• _Exercise prompt_
Reproduce all of the records exactly.

::: Supplied entries :::

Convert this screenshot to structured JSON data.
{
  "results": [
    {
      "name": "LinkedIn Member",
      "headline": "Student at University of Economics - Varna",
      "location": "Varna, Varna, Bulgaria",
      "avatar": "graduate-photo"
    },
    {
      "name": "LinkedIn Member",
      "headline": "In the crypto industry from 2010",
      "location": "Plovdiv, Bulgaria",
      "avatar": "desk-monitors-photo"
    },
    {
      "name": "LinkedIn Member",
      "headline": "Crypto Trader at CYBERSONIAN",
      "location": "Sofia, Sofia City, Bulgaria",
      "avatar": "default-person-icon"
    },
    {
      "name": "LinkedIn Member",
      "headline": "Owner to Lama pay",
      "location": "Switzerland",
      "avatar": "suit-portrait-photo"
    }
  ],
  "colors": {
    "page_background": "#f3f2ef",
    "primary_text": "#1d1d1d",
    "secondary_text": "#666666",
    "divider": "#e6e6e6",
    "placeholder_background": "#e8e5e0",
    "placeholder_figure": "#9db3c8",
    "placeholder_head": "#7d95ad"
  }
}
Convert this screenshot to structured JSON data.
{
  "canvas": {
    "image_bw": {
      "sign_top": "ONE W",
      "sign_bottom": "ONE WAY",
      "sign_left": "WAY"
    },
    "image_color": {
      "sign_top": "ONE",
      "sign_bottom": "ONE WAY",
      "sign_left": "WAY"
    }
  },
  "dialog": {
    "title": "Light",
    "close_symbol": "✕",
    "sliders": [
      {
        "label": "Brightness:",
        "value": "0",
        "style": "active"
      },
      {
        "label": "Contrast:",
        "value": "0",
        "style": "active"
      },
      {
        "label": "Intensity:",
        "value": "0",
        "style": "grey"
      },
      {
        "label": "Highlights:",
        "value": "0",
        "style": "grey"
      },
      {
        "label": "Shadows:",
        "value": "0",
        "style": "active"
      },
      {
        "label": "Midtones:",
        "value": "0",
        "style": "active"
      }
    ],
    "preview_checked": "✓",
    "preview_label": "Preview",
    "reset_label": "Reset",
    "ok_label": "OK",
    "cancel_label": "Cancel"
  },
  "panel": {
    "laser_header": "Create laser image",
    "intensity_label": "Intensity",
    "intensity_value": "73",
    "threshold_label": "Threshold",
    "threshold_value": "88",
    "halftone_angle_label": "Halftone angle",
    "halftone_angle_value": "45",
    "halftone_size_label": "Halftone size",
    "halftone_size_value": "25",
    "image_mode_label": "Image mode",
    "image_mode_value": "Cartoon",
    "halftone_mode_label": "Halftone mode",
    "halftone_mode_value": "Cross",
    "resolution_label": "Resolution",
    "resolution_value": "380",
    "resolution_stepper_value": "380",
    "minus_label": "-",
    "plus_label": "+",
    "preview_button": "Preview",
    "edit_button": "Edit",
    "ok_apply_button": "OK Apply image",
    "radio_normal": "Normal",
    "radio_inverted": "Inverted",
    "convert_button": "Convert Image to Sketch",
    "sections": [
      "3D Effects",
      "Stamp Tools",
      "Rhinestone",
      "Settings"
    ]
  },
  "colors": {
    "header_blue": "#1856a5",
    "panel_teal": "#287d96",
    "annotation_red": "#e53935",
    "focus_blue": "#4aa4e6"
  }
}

:::

• _Solution below_
Convert this screenshot to structured JSON data.
{
  "results": [
    {
      "name": "LinkedIn Member",
      "headline": "Student at University of Economics - Varna",
      "location": "Varna, Varna, Bulgaria",
      "avatar": "graduate-photo"
    },
    {
      "name": "LinkedIn Member",
      "headline": "In the crypto industry from 2010",
      "location": "Plovdiv, Bulgaria",
      "avatar": "desk-monitors-photo"
    },
    {
      "name": "LinkedIn Member",
      "headline": "Crypto Trader at CYBERSONIAN",
      "location": "Sofia, Sofia City, Bulgaria",
      "avatar": "default-person-icon"
    },
    {
      "name": "LinkedIn Member",
      "headline": "Owner to Lama pay",
      "location": "Switzerland",
      "avatar": "suit-portrait-photo"
    }
  ],
  "colors": {
    "page_background": "#f3f2ef",
    "primary_text": "#1d1d1d",
    "secondary_text": "#666666",
    "divider": "#e6e6e6",
    "placeholder_background": "#e8e5e0",
    "placeholder_figure": "#9db3c8",
    "placeholder_head": "#7d95ad"
  }
}
Convert this screenshot to structured JSON data.
{
  "canvas": {
    "image_bw": {
      "sign_top": "ONE W",
      "sign_bottom": "ONE WAY",
      "sign_left": "WAY"
    },
    "image_color": {
      "sign_top": "ONE",
      "sign_bottom": "ONE WAY",
      "sign_left": "WAY"
    }
  },
  "dialog": {
    "title": "Light",
    "close_symbol": "✕",
    "sliders": [
      {
        "label": "Brightness:",
        "value": "0",
        "style": "active"
      },
      {
        "label": "Contrast:",
        "value": "0",
        "style": "active"
      },
      {
        "label": "Intensity:",
        "value": "0",
        "style": "grey"
      },
      {
        "label": "Highlights:",
        "value": "0",
        "style": "grey"
      },
      {
        "label": "Shadows:",
        "value": "0",
        "style": "active"
      },
      {
        "label": "Midtones:",
        "value": "0",
        "style": "active"
      }
    ],
    "preview_checked": "✓",
    "preview_label": "Preview",
    "reset_label": "Reset",
    "ok_label": "OK",
    "cancel_label": "Cancel"
  },
  "panel": {
    "laser_header": "Create laser image",
    "intensity_label": "Intensity",
    "intensity_value": "73",
    "threshold_label": "Threshold",
    "threshold_value": "88",
    "halftone_angle_label": "Halftone angle",
    "halftone_angle_value": "45",
    "halftone_size_label": "Halftone size",
    "halftone_size_value": "25",
    "image_mode_label": "Image mode",
    "image_mode_value": "Cartoon",
    "halftone_mode_label": "Halftone mode",
    "halftone_mode_value": "Cross",
    "resolution_label": "Resolution",
    "resolution_value": "380",
    "resolution_stepper_value": "380",
    "minus_label": "-",
    "plus_label": "+",
    "preview_button": "Preview",
    "edit_button": "Edit",
    "ok_apply_button": "OK Apply image",
    "radio_normal": "Normal",
    "radio_inverted": "Inverted",
    "convert_button": "Convert Image to Sketch",
    "sections": [
      "3D Effects",
      "Stamp Tools",
      "Rhinestone",
      "Settings"
    ]
  },
  "colors": {
    "header_blue": "#1856a5",
    "panel_teal": "#287d96",
    "annotation_red": "#e53935",
    "focus_blue": "#4aa4e6"
  }
}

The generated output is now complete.